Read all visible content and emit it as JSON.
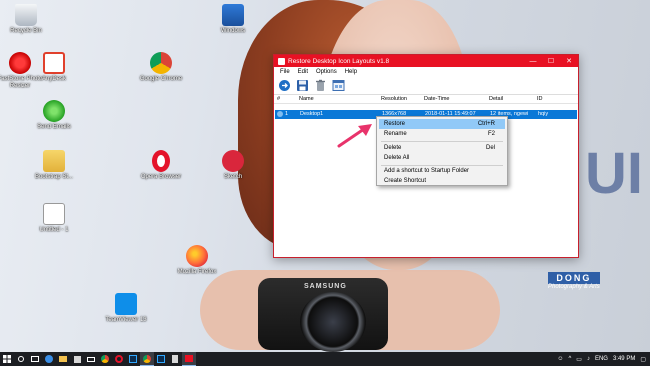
{
  "desktop": {
    "icons": [
      {
        "label": "Recycle Bin"
      },
      {
        "label": "FastStone Photo Resizer"
      },
      {
        "label": "AnyDesk"
      },
      {
        "label": "Send Emails"
      },
      {
        "label": "Bootstrap St..."
      },
      {
        "label": "Untitled - 1"
      },
      {
        "label": "Google Chrome"
      },
      {
        "label": "Opera Browser"
      },
      {
        "label": "Mozilla Firefox"
      },
      {
        "label": "TeamViewer 13"
      },
      {
        "label": "Windows"
      },
      {
        "label": "Sketch"
      }
    ],
    "watermark": {
      "logo": "DONG",
      "sub": "Photography & Arts"
    },
    "camera_brand": "SAMSUNG"
  },
  "window": {
    "title": "Restore Desktop Icon Layouts v1.8",
    "controls": {
      "minimize": "—",
      "maximize": "☐",
      "close": "✕"
    },
    "menu": [
      "File",
      "Edit",
      "Options",
      "Help"
    ],
    "columns": [
      "#",
      "Name",
      "Resolution",
      "Date-Time",
      "Detail",
      "ID"
    ],
    "rows": [
      {
        "num": "1",
        "name": "Desktop1",
        "resolution": "1366x768",
        "datetime": "2018-01-11 15:49:07",
        "detail": "12 items, ngewi",
        "id": "hqiy"
      }
    ]
  },
  "context_menu": {
    "items": [
      {
        "label": "Restore",
        "shortcut": "Ctrl+R"
      },
      {
        "label": "Rename",
        "shortcut": "F2"
      },
      {
        "label": "Delete",
        "shortcut": "Del"
      },
      {
        "label": "Delete All",
        "shortcut": ""
      },
      {
        "label": "Add a shortcut to Startup Folder",
        "shortcut": ""
      },
      {
        "label": "Create Shortcut",
        "shortcut": ""
      }
    ]
  },
  "taskbar": {
    "language": "ENG",
    "time": "3:49 PM"
  },
  "colors": {
    "titlebar": "#e81123",
    "selection": "#0a78d7",
    "menu_highlight": "#91c9f7",
    "taskbar": "#1c1e22",
    "arrow": "#e8336b"
  }
}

_ _ _ _ _

### Instructions for the task
Retype the whole listing exactly and leave the pictures out.

### Problem solution
Read all visible content and emit it as JSON.
{
  "desktop": {
    "icons": [
      {
        "label": "Recycle Bin"
      },
      {
        "label": "FastStone Photo Resizer"
      },
      {
        "label": "AnyDesk"
      },
      {
        "label": "Send Emails"
      },
      {
        "label": "Bootstrap St..."
      },
      {
        "label": "Untitled - 1"
      },
      {
        "label": "Google Chrome"
      },
      {
        "label": "Opera Browser"
      },
      {
        "label": "Mozilla Firefox"
      },
      {
        "label": "TeamViewer 13"
      },
      {
        "label": "Windows"
      },
      {
        "label": "Sketch"
      }
    ],
    "watermark": {
      "logo": "DONG",
      "sub": "Photography & Arts"
    },
    "camera_brand": "SAMSUNG"
  },
  "window": {
    "title": "Restore Desktop Icon Layouts v1.8",
    "controls": {
      "minimize": "—",
      "maximize": "☐",
      "close": "✕"
    },
    "menu": [
      "File",
      "Edit",
      "Options",
      "Help"
    ],
    "columns": [
      "#",
      "Name",
      "Resolution",
      "Date-Time",
      "Detail",
      "ID"
    ],
    "rows": [
      {
        "num": "1",
        "name": "Desktop1",
        "resolution": "1366x768",
        "datetime": "2018-01-11 15:49:07",
        "detail": "12 items, ngewi",
        "id": "hqiy"
      }
    ]
  },
  "context_menu": {
    "items": [
      {
        "label": "Restore",
        "shortcut": "Ctrl+R"
      },
      {
        "label": "Rename",
        "shortcut": "F2"
      },
      {
        "label": "Delete",
        "shortcut": "Del"
      },
      {
        "label": "Delete All",
        "shortcut": ""
      },
      {
        "label": "Add a shortcut to Startup Folder",
        "shortcut": ""
      },
      {
        "label": "Create Shortcut",
        "shortcut": ""
      }
    ]
  },
  "taskbar": {
    "language": "ENG",
    "time": "3:49 PM"
  },
  "colors": {
    "titlebar": "#e81123",
    "selection": "#0a78d7",
    "menu_highlight": "#91c9f7",
    "taskbar": "#1c1e22",
    "arrow": "#e8336b"
  }
}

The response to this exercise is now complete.